*WHAT TO DO:* Images embedded in the records are excluded; print everything else exactly as given.
**** THE RECORDS ****
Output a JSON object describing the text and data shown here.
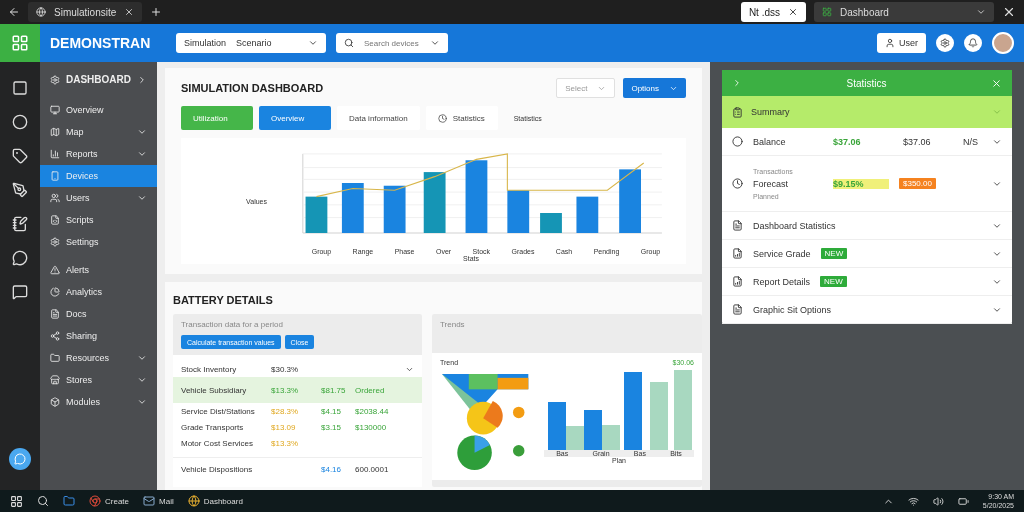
{
  "browser": {
    "tabs": [
      {
        "label": "Simulationsite",
        "kind": "dark"
      },
      {
        "label": "Nt .dss",
        "kind": "light"
      },
      {
        "label": "Dashboard",
        "kind": "grey"
      }
    ]
  },
  "header": {
    "logo": "DEMONSTRAN",
    "select_1": {
      "label": "Simulation",
      "value": "Scenario"
    },
    "search": {
      "placeholder": "Search devices"
    },
    "user_button": "User"
  },
  "sidebar": {
    "title": "DASHBOARD",
    "items": [
      {
        "label": "Overview",
        "expandable": false,
        "selected": false
      },
      {
        "label": "Map",
        "expandable": true,
        "selected": false
      },
      {
        "label": "Reports",
        "expandable": true,
        "selected": false
      },
      {
        "label": "Devices",
        "expandable": false,
        "selected": true
      },
      {
        "label": "Users",
        "expandable": true,
        "selected": false
      },
      {
        "label": "Scripts",
        "expandable": false,
        "selected": false
      },
      {
        "label": "Settings",
        "expandable": false,
        "selected": false
      },
      {
        "label": "Alerts",
        "expandable": false,
        "selected": false
      },
      {
        "label": "Analytics",
        "expandable": false,
        "selected": false
      },
      {
        "label": "Docs",
        "expandable": false,
        "selected": false
      },
      {
        "label": "Sharing",
        "expandable": false,
        "selected": false
      },
      {
        "label": "Resources",
        "expandable": true,
        "selected": false
      },
      {
        "label": "Stores",
        "expandable": true,
        "selected": false
      },
      {
        "label": "Modules",
        "expandable": true,
        "selected": false
      }
    ]
  },
  "overview": {
    "title": "SIMULATION DASHBOARD",
    "filter": "Select",
    "action": "Options",
    "tabs": [
      {
        "label": "Utilization",
        "kind": "green"
      },
      {
        "label": "Overview",
        "kind": "blue"
      },
      {
        "label": "Data information",
        "kind": "plain"
      },
      {
        "label": "Statistics",
        "kind": "plain"
      }
    ],
    "side_label": "Statistics",
    "ylabel": "Values",
    "xlabel": "Stats",
    "x_labels": [
      "Group",
      "Range",
      "Phase",
      "Over",
      "Stock",
      "Grades",
      "Cash",
      "Pending",
      "Group"
    ]
  },
  "details": {
    "title": "BATTERY DETAILS",
    "table_card": {
      "caption": "Transaction data for a period",
      "buttons": [
        "Calculate transaction values",
        "Close"
      ],
      "rows": [
        {
          "name": "Stock Inventory",
          "value": "$30.3%",
          "kind": "neutral",
          "selected": false
        },
        {
          "name": "Vehicle Subsidiary",
          "value": "$13.3%",
          "amount": "$81.75",
          "status": "Ordered",
          "kind": "positive",
          "selected": true
        },
        {
          "name": "Service Dist/Stations",
          "value": "$28.3%",
          "amount": "$4.15",
          "status": "$2038.44",
          "kind": "warning",
          "selected": false
        },
        {
          "name": "Grade Transports",
          "value": "$13.09",
          "amount": "$3.15",
          "status": "$130000",
          "kind": "warning",
          "selected": false
        },
        {
          "name": "Motor Cost Services",
          "value": "$13.3%",
          "kind": "warning",
          "selected": false
        }
      ],
      "footer": {
        "name": "Vehicle Dispositions",
        "amount": "$4.16",
        "status": "600.0001"
      }
    },
    "trend_card": {
      "caption": "Trends",
      "title": "Trend",
      "value": "$30.06",
      "x_labels": [
        "Bas",
        "Grain",
        "Bas",
        "Bits"
      ],
      "xlabel": "Plan"
    }
  },
  "stats_panel": {
    "title": "Statistics",
    "summary": "Summary",
    "rows": [
      {
        "kind": "values",
        "label": "Balance",
        "value": "$37.06",
        "amount": "$37.06",
        "note": "N/S"
      },
      {
        "kind": "badges",
        "over": "Transactions",
        "label": "Forecast",
        "value": "$9.15%",
        "amount": "$350.00",
        "under": "Planned"
      },
      {
        "kind": "plain",
        "label": "Dashboard Statistics"
      },
      {
        "kind": "tag",
        "label": "Service Grade",
        "tag": "NEW"
      },
      {
        "kind": "tag",
        "label": "Report Details",
        "tag": "NEW"
      },
      {
        "kind": "plain",
        "label": "Graphic Sit Options"
      }
    ]
  },
  "taskbar": {
    "apps": [
      {
        "label": "Create",
        "kind": "labeled"
      },
      {
        "label": "Mail",
        "kind": "labeled"
      },
      {
        "label": "Dashboard",
        "kind": "labeled"
      }
    ],
    "time": "9:30 AM",
    "date": "5/20/2025"
  }
}
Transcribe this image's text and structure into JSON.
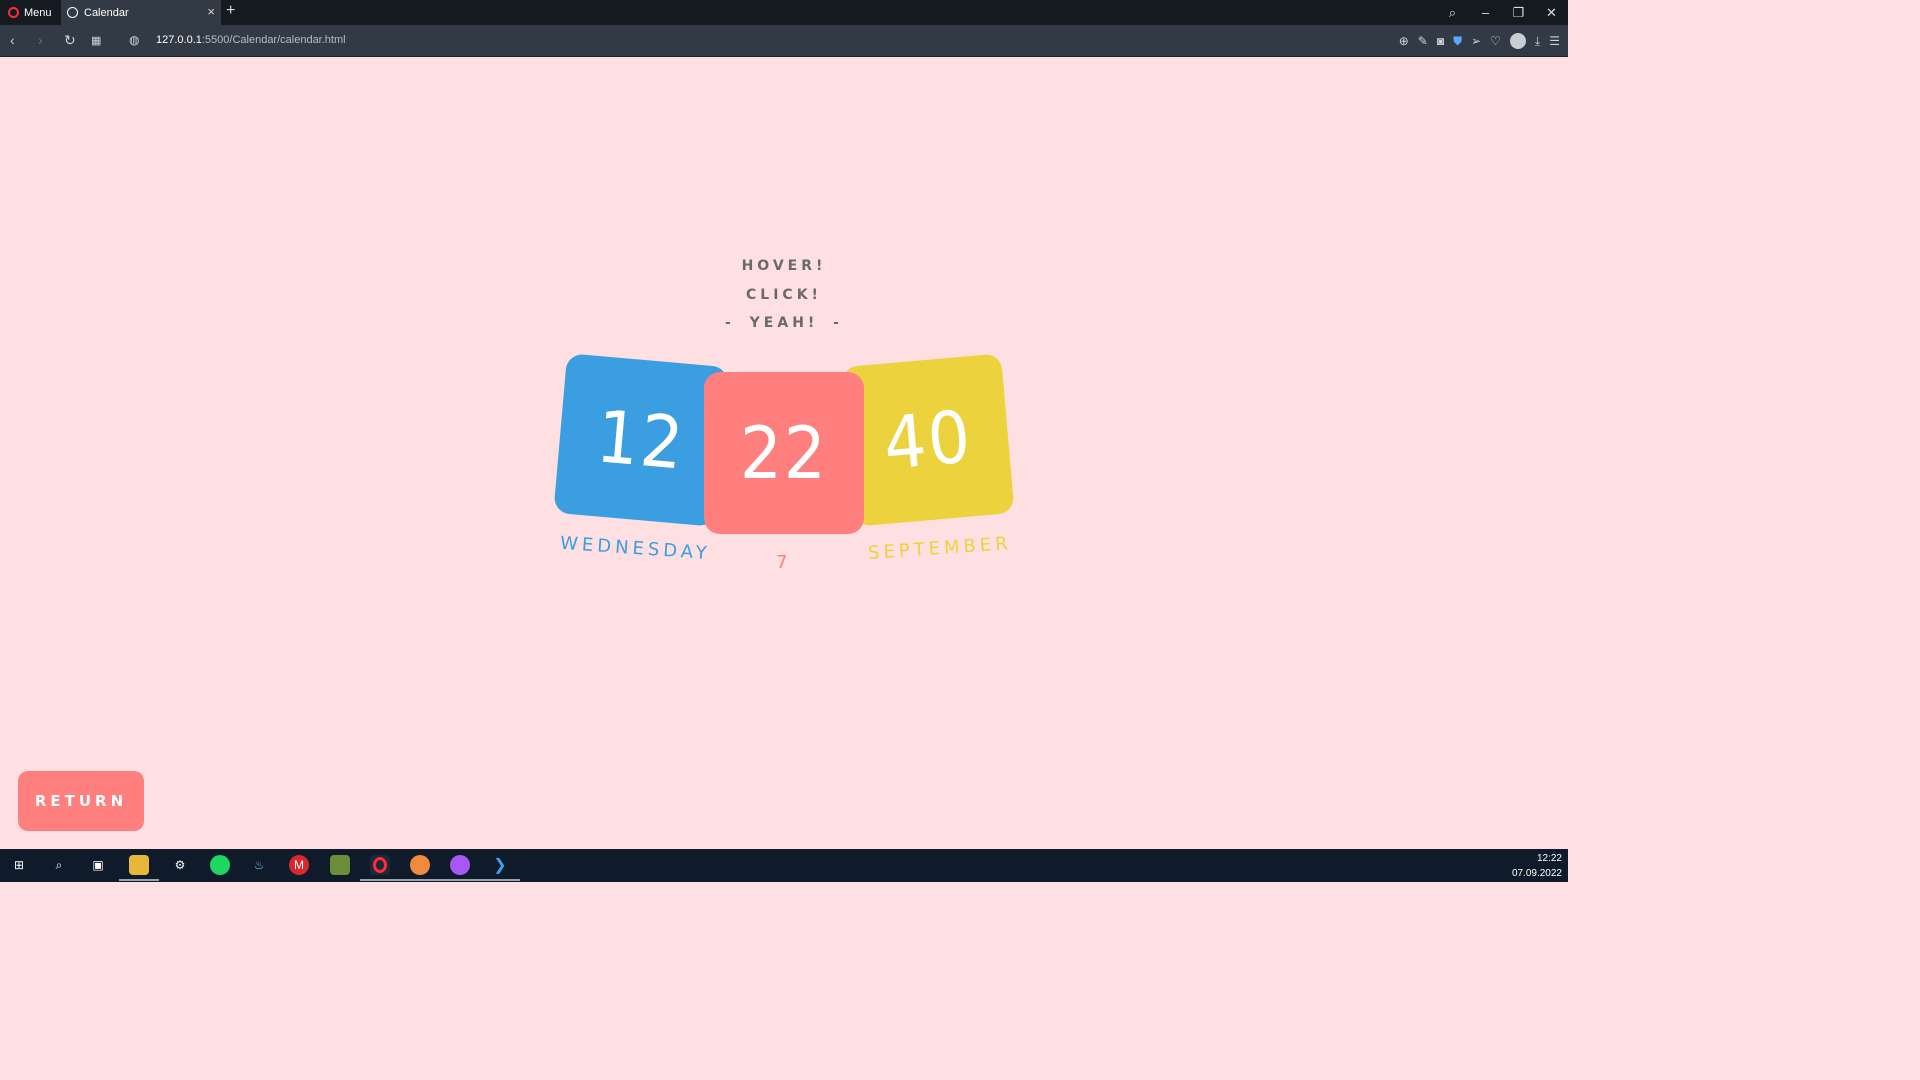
{
  "browser": {
    "menu_label": "Menu",
    "tab_title": "Calendar",
    "tab_close": "×",
    "new_tab": "+",
    "url_host": "127.0.0.1",
    "url_rest": ":5500/Calendar/calendar.html"
  },
  "page": {
    "tagline": [
      "HOVER!",
      "CLICK!",
      "- YEAH! -"
    ],
    "hours": "12",
    "minutes": "22",
    "seconds": "40",
    "day_name": "WEDNESDAY",
    "day_number": "7",
    "month": "SEPTEMBER",
    "return_label": "RETURN",
    "colors": {
      "background": "#ffe0e2",
      "hours": "#3a9ee0",
      "minutes": "#fe7f7e",
      "seconds": "#ecd33e"
    }
  },
  "taskbar": {
    "time": "12:22",
    "date": "07.09.2022",
    "apps": [
      "windows-start",
      "search",
      "task-view",
      "file-explorer",
      "steelseries",
      "spotify",
      "steam",
      "mega",
      "minecraft",
      "opera",
      "discord",
      "messenger",
      "vscode"
    ]
  }
}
****
*ANSWER TO THE EXERCISE:*
Output a JSON object describing the text and data shown here.
{
  "browser": {
    "tabs": [
      {
        "label": "Simulationsite",
        "kind": "dark"
      },
      {
        "label": "Nt .dss",
        "kind": "light"
      },
      {
        "label": "Dashboard",
        "kind": "grey"
      }
    ]
  },
  "header": {
    "logo": "DEMONSTRAN",
    "select_1": {
      "label": "Simulation",
      "value": "Scenario"
    },
    "search": {
      "placeholder": "Search devices"
    },
    "user_button": "User"
  },
  "sidebar": {
    "title": "DASHBOARD",
    "items": [
      {
        "label": "Overview",
        "expandable": false,
        "selected": false
      },
      {
        "label": "Map",
        "expandable": true,
        "selected": false
      },
      {
        "label": "Reports",
        "expandable": true,
        "selected": false
      },
      {
        "label": "Devices",
        "expandable": false,
        "selected": true
      },
      {
        "label": "Users",
        "expandable": true,
        "selected": false
      },
      {
        "label": "Scripts",
        "expandable": false,
        "selected": false
      },
      {
        "label": "Settings",
        "expandable": false,
        "selected": false
      },
      {
        "label": "Alerts",
        "expandable": false,
        "selected": false
      },
      {
        "label": "Analytics",
        "expandable": false,
        "selected": false
      },
      {
        "label": "Docs",
        "expandable": false,
        "selected": false
      },
      {
        "label": "Sharing",
        "expandable": false,
        "selected": false
      },
      {
        "label": "Resources",
        "expandable": true,
        "selected": false
      },
      {
        "label": "Stores",
        "expandable": true,
        "selected": false
      },
      {
        "label": "Modules",
        "expandable": true,
        "selected": false
      }
    ]
  },
  "overview": {
    "title": "SIMULATION DASHBOARD",
    "filter": "Select",
    "action": "Options",
    "tabs": [
      {
        "label": "Utilization",
        "kind": "green"
      },
      {
        "label": "Overview",
        "kind": "blue"
      },
      {
        "label": "Data information",
        "kind": "plain"
      },
      {
        "label": "Statistics",
        "kind": "plain"
      }
    ],
    "side_label": "Statistics",
    "ylabel": "Values",
    "xlabel": "Stats",
    "x_labels": [
      "Group",
      "Range",
      "Phase",
      "Over",
      "Stock",
      "Grades",
      "Cash",
      "Pending",
      "Group"
    ]
  },
  "details": {
    "title": "BATTERY DETAILS",
    "table_card": {
      "caption": "Transaction data for a period",
      "buttons": [
        "Calculate transaction values",
        "Close"
      ],
      "rows": [
        {
          "name": "Stock Inventory",
          "value": "$30.3%",
          "kind": "neutral",
          "selected": false
        },
        {
          "name": "Vehicle Subsidiary",
          "value": "$13.3%",
          "amount": "$81.75",
          "status": "Ordered",
          "kind": "positive",
          "selected": true
        },
        {
          "name": "Service Dist/Stations",
          "value": "$28.3%",
          "amount": "$4.15",
          "status": "$2038.44",
          "kind": "warning",
          "selected": false
        },
        {
          "name": "Grade Transports",
          "value": "$13.09",
          "amount": "$3.15",
          "status": "$130000",
          "kind": "warning",
          "selected": false
        },
        {
          "name": "Motor Cost Services",
          "value": "$13.3%",
          "kind": "warning",
          "selected": false
        }
      ],
      "footer": {
        "name": "Vehicle Dispositions",
        "amount": "$4.16",
        "status": "600.0001"
      }
    },
    "trend_card": {
      "caption": "Trends",
      "title": "Trend",
      "value": "$30.06",
      "x_labels": [
        "Bas",
        "Grain",
        "Bas",
        "Bits"
      ],
      "xlabel": "Plan"
    }
  },
  "stats_panel": {
    "title": "Statistics",
    "summary": "Summary",
    "rows": [
      {
        "kind": "values",
        "label": "Balance",
        "value": "$37.06",
        "amount": "$37.06",
        "note": "N/S"
      },
      {
        "kind": "badges",
        "over": "Transactions",
        "label": "Forecast",
        "value": "$9.15%",
        "amount": "$350.00",
        "under": "Planned"
      },
      {
        "kind": "plain",
        "label": "Dashboard Statistics"
      },
      {
        "kind": "tag",
        "label": "Service Grade",
        "tag": "NEW"
      },
      {
        "kind": "tag",
        "label": "Report Details",
        "tag": "NEW"
      },
      {
        "kind": "plain",
        "label": "Graphic Sit Options"
      }
    ]
  },
  "taskbar": {
    "apps": [
      {
        "label": "Create",
        "kind": "labeled"
      },
      {
        "label": "Mail",
        "kind": "labeled"
      },
      {
        "label": "Dashboard",
        "kind": "labeled"
      }
    ],
    "time": "9:30 AM",
    "date": "5/20/2025"
  }
}
Transcribe this image's text and structure into JSON.
{
  "browser": {
    "menu_label": "Menu",
    "tab_title": "Calendar",
    "tab_close": "×",
    "new_tab": "+",
    "url_host": "127.0.0.1",
    "url_rest": ":5500/Calendar/calendar.html"
  },
  "page": {
    "tagline": [
      "HOVER!",
      "CLICK!",
      "- YEAH! -"
    ],
    "hours": "12",
    "minutes": "22",
    "seconds": "40",
    "day_name": "WEDNESDAY",
    "day_number": "7",
    "month": "SEPTEMBER",
    "return_label": "RETURN",
    "colors": {
      "background": "#ffe0e2",
      "hours": "#3a9ee0",
      "minutes": "#fe7f7e",
      "seconds": "#ecd33e"
    }
  },
  "taskbar": {
    "time": "12:22",
    "date": "07.09.2022",
    "apps": [
      "windows-start",
      "search",
      "task-view",
      "file-explorer",
      "steelseries",
      "spotify",
      "steam",
      "mega",
      "minecraft",
      "opera",
      "discord",
      "messenger",
      "vscode"
    ]
  }
}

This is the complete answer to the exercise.